Task directions: Reproduce every entry exactly and leave its pictures out.

Stored data entries
=-=-=-=-=

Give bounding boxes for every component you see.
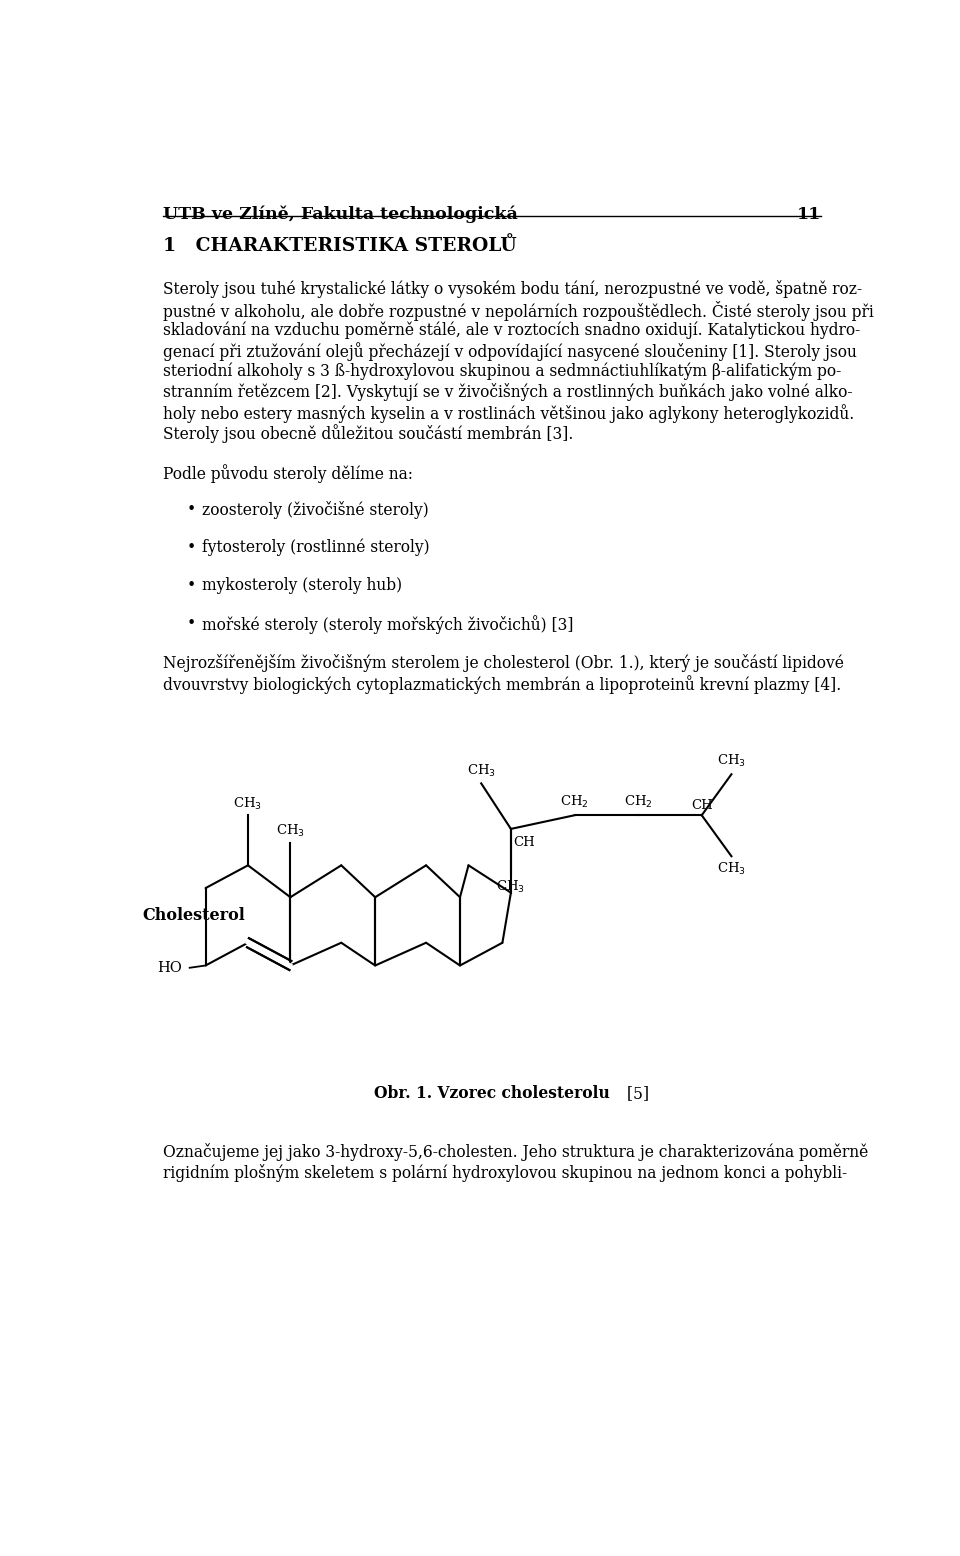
Text: rigidním plošným skeletem s polární hydroxylovou skupinou na jednom konci a pohy: rigidním plošným skeletem s polární hydr… bbox=[163, 1164, 848, 1181]
Text: dvouvrstvy biologických cytoplazmatických membrán a lipoproteinů krevní plazmy [: dvouvrstvy biologických cytoplazmatickýc… bbox=[163, 675, 841, 694]
Text: CH$_3$: CH$_3$ bbox=[276, 823, 305, 839]
Text: skladování na vzduchu poměrně stálé, ale v roztocích snadno oxidují. Katalyticko: skladování na vzduchu poměrně stálé, ale… bbox=[163, 322, 860, 339]
Text: Steroly jsou tuhé krystalické látky o vysokém bodu tání, nerozpustné ve vodě, šp: Steroly jsou tuhé krystalické látky o vy… bbox=[163, 280, 862, 299]
Text: CH$_3$: CH$_3$ bbox=[467, 762, 495, 778]
Text: zoosteroly (živočišné steroly): zoosteroly (živočišné steroly) bbox=[202, 501, 428, 518]
Text: •: • bbox=[187, 577, 196, 594]
Text: Obr. 1. Vzorec cholesterolu: Obr. 1. Vzorec cholesterolu bbox=[374, 1086, 610, 1102]
Text: CH$_3$: CH$_3$ bbox=[496, 879, 525, 895]
Text: steriodní alkoholy s 3 ß-hydroxylovou skupinou a sedmnáctiuhlíkatým β-alifatický: steriodní alkoholy s 3 ß-hydroxylovou sk… bbox=[163, 363, 841, 380]
Text: CH$_2$: CH$_2$ bbox=[560, 795, 588, 811]
Text: Cholesterol: Cholesterol bbox=[142, 907, 245, 924]
Text: mořské steroly (steroly mořských živočichů) [3]: mořské steroly (steroly mořských živočic… bbox=[202, 615, 573, 635]
Text: stranním řetězcem [2]. Vyskytují se v živočišných a rostlinných buňkách jako vol: stranním řetězcem [2]. Vyskytují se v ži… bbox=[163, 383, 852, 401]
Text: Steroly jsou obecně důležitou součástí membrán [3].: Steroly jsou obecně důležitou součástí m… bbox=[163, 425, 573, 443]
Text: Nejrozšířenějším živočišným sterolem je cholesterol (Obr. 1.), který je součástí: Nejrozšířenějším živočišným sterolem je … bbox=[163, 655, 844, 672]
Text: [5]: [5] bbox=[622, 1086, 649, 1102]
Text: 1   CHARAKTERISTIKA STEROLŮ: 1 CHARAKTERISTIKA STEROLŮ bbox=[163, 237, 516, 255]
Text: Označujeme jej jako 3-hydroxy-5,6-cholesten. Jeho struktura je charakterizována : Označujeme jej jako 3-hydroxy-5,6-choles… bbox=[163, 1144, 869, 1161]
Text: CH$_2$: CH$_2$ bbox=[624, 795, 653, 811]
Text: fytosteroly (rostlinné steroly): fytosteroly (rostlinné steroly) bbox=[202, 538, 429, 557]
Text: CH: CH bbox=[514, 836, 535, 850]
Text: 11: 11 bbox=[797, 205, 821, 223]
Text: •: • bbox=[187, 615, 196, 632]
Text: CH$_3$: CH$_3$ bbox=[233, 795, 262, 812]
Text: CH$_3$: CH$_3$ bbox=[717, 753, 746, 770]
Text: UTB ve Zlíně, Fakulta technologická: UTB ve Zlíně, Fakulta technologická bbox=[163, 205, 517, 224]
Text: genací při ztužování olejů přecházejí v odpovídající nasycené sloučeniny [1]. St: genací při ztužování olejů přecházejí v … bbox=[163, 342, 857, 361]
Text: pustné v alkoholu, ale dobře rozpustné v nepolárních rozpouštědlech. Čisté stero: pustné v alkoholu, ale dobře rozpustné v… bbox=[163, 300, 874, 321]
Text: •: • bbox=[187, 538, 196, 555]
Text: CH: CH bbox=[691, 798, 712, 812]
Text: HO: HO bbox=[157, 960, 182, 974]
Text: mykosteroly (steroly hub): mykosteroly (steroly hub) bbox=[202, 577, 402, 594]
Text: Podle původu steroly dělíme na:: Podle původu steroly dělíme na: bbox=[163, 464, 413, 482]
Text: CH$_3$: CH$_3$ bbox=[717, 860, 746, 878]
Text: •: • bbox=[187, 501, 196, 518]
Text: holy nebo estery masných kyselin a v rostlinách většinou jako aglykony heterogly: holy nebo estery masných kyselin a v ros… bbox=[163, 405, 854, 423]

=-=-=-=-=

Task answer:
Give bounding boxes for every component you see.
Text: rigidním plošným skeletem s polární hydroxylovou skupinou na jednom konci a pohy: rigidním plošným skeletem s polární hydr… bbox=[163, 1164, 848, 1181]
Text: dvouvrstvy biologických cytoplazmatických membrán a lipoproteinů krevní plazmy [: dvouvrstvy biologických cytoplazmatickýc… bbox=[163, 675, 841, 694]
Text: CH$_3$: CH$_3$ bbox=[276, 823, 305, 839]
Text: skladování na vzduchu poměrně stálé, ale v roztocích snadno oxidují. Katalyticko: skladování na vzduchu poměrně stálé, ale… bbox=[163, 322, 860, 339]
Text: Steroly jsou tuhé krystalické látky o vysokém bodu tání, nerozpustné ve vodě, šp: Steroly jsou tuhé krystalické látky o vy… bbox=[163, 280, 862, 299]
Text: CH$_3$: CH$_3$ bbox=[467, 762, 495, 778]
Text: zoosteroly (živočišné steroly): zoosteroly (živočišné steroly) bbox=[202, 501, 428, 518]
Text: •: • bbox=[187, 577, 196, 594]
Text: Obr. 1. Vzorec cholesterolu: Obr. 1. Vzorec cholesterolu bbox=[374, 1086, 610, 1102]
Text: CH$_3$: CH$_3$ bbox=[496, 879, 525, 895]
Text: steriodní alkoholy s 3 ß-hydroxylovou skupinou a sedmnáctiuhlíkatým β-alifatický: steriodní alkoholy s 3 ß-hydroxylovou sk… bbox=[163, 363, 841, 380]
Text: CH$_2$: CH$_2$ bbox=[560, 795, 588, 811]
Text: Cholesterol: Cholesterol bbox=[142, 907, 245, 924]
Text: mořské steroly (steroly mořských živočichů) [3]: mořské steroly (steroly mořských živočic… bbox=[202, 615, 573, 635]
Text: stranním řetězcem [2]. Vyskytují se v živočišných a rostlinných buňkách jako vol: stranním řetězcem [2]. Vyskytují se v ži… bbox=[163, 383, 852, 401]
Text: Steroly jsou obecně důležitou součástí membrán [3].: Steroly jsou obecně důležitou součástí m… bbox=[163, 425, 573, 443]
Text: Nejrozšířenějším živočišným sterolem je cholesterol (Obr. 1.), který je součástí: Nejrozšířenějším živočišným sterolem je … bbox=[163, 655, 844, 672]
Text: [5]: [5] bbox=[622, 1086, 649, 1102]
Text: 1   CHARAKTERISTIKA STEROLŮ: 1 CHARAKTERISTIKA STEROLŮ bbox=[163, 237, 516, 255]
Text: Označujeme jej jako 3-hydroxy-5,6-cholesten. Jeho struktura je charakterizována : Označujeme jej jako 3-hydroxy-5,6-choles… bbox=[163, 1144, 869, 1161]
Text: CH$_2$: CH$_2$ bbox=[624, 795, 653, 811]
Text: fytosteroly (rostlinné steroly): fytosteroly (rostlinné steroly) bbox=[202, 538, 429, 557]
Text: CH: CH bbox=[514, 836, 535, 850]
Text: 11: 11 bbox=[797, 205, 821, 223]
Text: •: • bbox=[187, 615, 196, 632]
Text: CH$_3$: CH$_3$ bbox=[233, 795, 262, 812]
Text: CH$_3$: CH$_3$ bbox=[717, 753, 746, 770]
Text: UTB ve Zlíně, Fakulta technologická: UTB ve Zlíně, Fakulta technologická bbox=[163, 205, 517, 224]
Text: genací při ztužování olejů přecházejí v odpovídající nasycené sloučeniny [1]. St: genací při ztužování olejů přecházejí v … bbox=[163, 342, 857, 361]
Text: pustné v alkoholu, ale dobře rozpustné v nepolárních rozpouštědlech. Čisté stero: pustné v alkoholu, ale dobře rozpustné v… bbox=[163, 300, 874, 321]
Text: •: • bbox=[187, 538, 196, 555]
Text: CH: CH bbox=[691, 798, 712, 812]
Text: HO: HO bbox=[157, 960, 182, 974]
Text: mykosteroly (steroly hub): mykosteroly (steroly hub) bbox=[202, 577, 402, 594]
Text: Podle původu steroly dělíme na:: Podle původu steroly dělíme na: bbox=[163, 464, 413, 482]
Text: CH$_3$: CH$_3$ bbox=[717, 860, 746, 878]
Text: •: • bbox=[187, 501, 196, 518]
Text: holy nebo estery masných kyselin a v rostlinách většinou jako aglykony heterogly: holy nebo estery masných kyselin a v ros… bbox=[163, 405, 854, 423]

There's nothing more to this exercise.